Reply with one number: the count of lines in the listing that contain the string "Victim".

start

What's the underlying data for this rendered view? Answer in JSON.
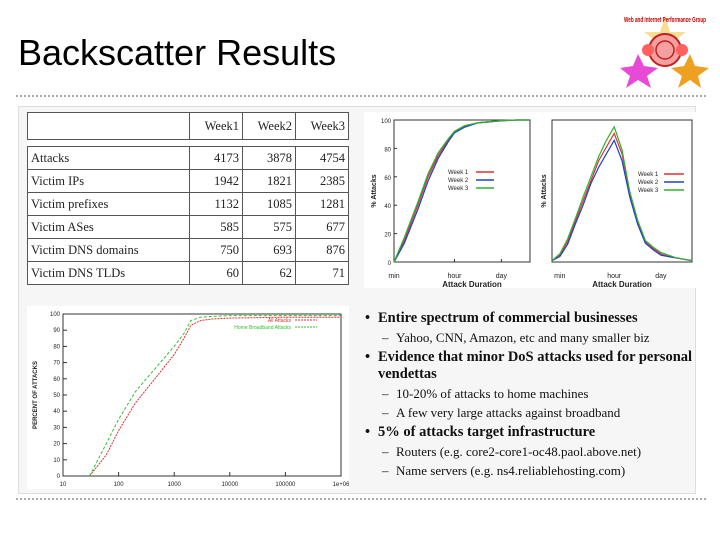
{
  "title": "Backscatter Results",
  "logo": {
    "text": "Web and Internet Performance Group"
  },
  "table": {
    "headers": [
      "Week1",
      "Week2",
      "Week3"
    ],
    "rows": [
      {
        "label": "Attacks",
        "values": [
          "4173",
          "3878",
          "4754"
        ]
      },
      {
        "label": "Victim IPs",
        "values": [
          "1942",
          "1821",
          "2385"
        ]
      },
      {
        "label": "Victim prefixes",
        "values": [
          "1132",
          "1085",
          "1281"
        ]
      },
      {
        "label": "Victim ASes",
        "values": [
          "585",
          "575",
          "677"
        ]
      },
      {
        "label": "Victim DNS domains",
        "values": [
          "750",
          "693",
          "876"
        ]
      },
      {
        "label": "Victim DNS TLDs",
        "values": [
          "60",
          "62",
          "71"
        ]
      }
    ]
  },
  "chart_data": [
    {
      "type": "line",
      "title": "",
      "xlabel": "Attack Duration",
      "ylabel": "% Attacks",
      "xticks": [
        "min",
        "hour",
        "day"
      ],
      "ylim": [
        0,
        100
      ],
      "legend": "center-right",
      "series": [
        {
          "name": "Week 1",
          "color": "#e03030",
          "x": [
            1,
            2,
            5,
            10,
            20,
            40,
            60,
            120,
            300,
            1440,
            4000,
            10000
          ],
          "y": [
            0,
            15,
            40,
            60,
            75,
            86,
            92,
            96,
            98,
            99.5,
            100,
            100
          ]
        },
        {
          "name": "Week 2",
          "color": "#2040d0",
          "x": [
            1,
            2,
            5,
            10,
            20,
            40,
            60,
            120,
            300,
            1440,
            4000,
            10000
          ],
          "y": [
            0,
            13,
            37,
            57,
            73,
            85,
            91,
            95,
            98,
            99.5,
            100,
            100
          ]
        },
        {
          "name": "Week 3",
          "color": "#30b030",
          "x": [
            1,
            2,
            5,
            10,
            20,
            40,
            60,
            120,
            300,
            1440,
            4000,
            10000
          ],
          "y": [
            0,
            17,
            42,
            62,
            77,
            87,
            92,
            96,
            98,
            99.5,
            100,
            100
          ]
        }
      ]
    },
    {
      "type": "line",
      "title": "",
      "xlabel": "Attack Duration",
      "ylabel": "% Attacks",
      "xticks": [
        "min",
        "hour",
        "day"
      ],
      "legend": "top-right",
      "series": [
        {
          "name": "Week 1",
          "color": "#e03030",
          "x": [
            0,
            1,
            2,
            3,
            4,
            5,
            6,
            7,
            8,
            9,
            10,
            11,
            12,
            13,
            14,
            15,
            16,
            17,
            18
          ],
          "y": [
            0.1,
            0.5,
            1.5,
            3,
            4.5,
            6,
            7.5,
            8.5,
            9.5,
            8,
            5,
            3,
            1.5,
            1,
            0.6,
            0.4,
            0.3,
            0.2,
            0.1
          ]
        },
        {
          "name": "Week 2",
          "color": "#2040d0",
          "x": [
            0,
            1,
            2,
            3,
            4,
            5,
            6,
            7,
            8,
            9,
            10,
            11,
            12,
            13,
            14,
            15,
            16,
            17,
            18
          ],
          "y": [
            0.1,
            0.4,
            1.3,
            2.8,
            4.2,
            5.8,
            7,
            8,
            9,
            7.5,
            4.8,
            2.8,
            1.4,
            0.9,
            0.5,
            0.4,
            0.3,
            0.2,
            0.1
          ]
        },
        {
          "name": "Week 3",
          "color": "#30b030",
          "x": [
            0,
            1,
            2,
            3,
            4,
            5,
            6,
            7,
            8,
            9,
            10,
            11,
            12,
            13,
            14,
            15,
            16,
            17,
            18
          ],
          "y": [
            0.1,
            0.6,
            1.7,
            3.2,
            4.8,
            6.3,
            7.8,
            9,
            10,
            8.3,
            5.2,
            3.1,
            1.6,
            1.1,
            0.7,
            0.5,
            0.3,
            0.2,
            0.1
          ]
        }
      ]
    },
    {
      "type": "line",
      "title": "",
      "xlabel": "",
      "ylabel": "PERCENT OF ATTACKS",
      "xscale": "log",
      "xticks": [
        "10",
        "100",
        "1000",
        "10000",
        "100000",
        "1e+06"
      ],
      "yticks": [
        "0",
        "10",
        "20",
        "30",
        "40",
        "50",
        "60",
        "70",
        "80",
        "90",
        "100"
      ],
      "ylim": [
        0,
        100
      ],
      "legend": "top-right",
      "series": [
        {
          "name": "All Attacks",
          "color": "#e03030",
          "x": [
            30,
            60,
            100,
            200,
            500,
            1000,
            1500,
            2000,
            3000,
            5000,
            10000,
            100000,
            1000000
          ],
          "y": [
            0,
            13,
            28,
            45,
            62,
            75,
            85,
            93,
            96,
            97,
            97.5,
            98,
            98
          ]
        },
        {
          "name": "Home Broadband Attacks",
          "color": "#30c030",
          "x": [
            30,
            60,
            100,
            200,
            500,
            1000,
            1500,
            2000,
            3000,
            5000,
            10000,
            100000,
            1000000
          ],
          "y": [
            0,
            20,
            35,
            52,
            68,
            80,
            88,
            96,
            98,
            98.5,
            99,
            99,
            99
          ]
        }
      ]
    }
  ],
  "bullets": [
    {
      "text": "Entire spectrum of commercial businesses",
      "subs": [
        "Yahoo, CNN, Amazon, etc and many smaller biz"
      ]
    },
    {
      "text": "Evidence that minor DoS attacks used for personal vendettas",
      "subs": [
        "10-20% of attacks to home machines",
        "A few very large attacks against broadband"
      ]
    },
    {
      "text": "5% of attacks target infrastructure",
      "subs": [
        "Routers (e.g. core2-core1-oc48.paol.above.net)",
        "Name servers (e.g. ns4.reliablehosting.com)"
      ]
    }
  ]
}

end

**Exercise solution**
5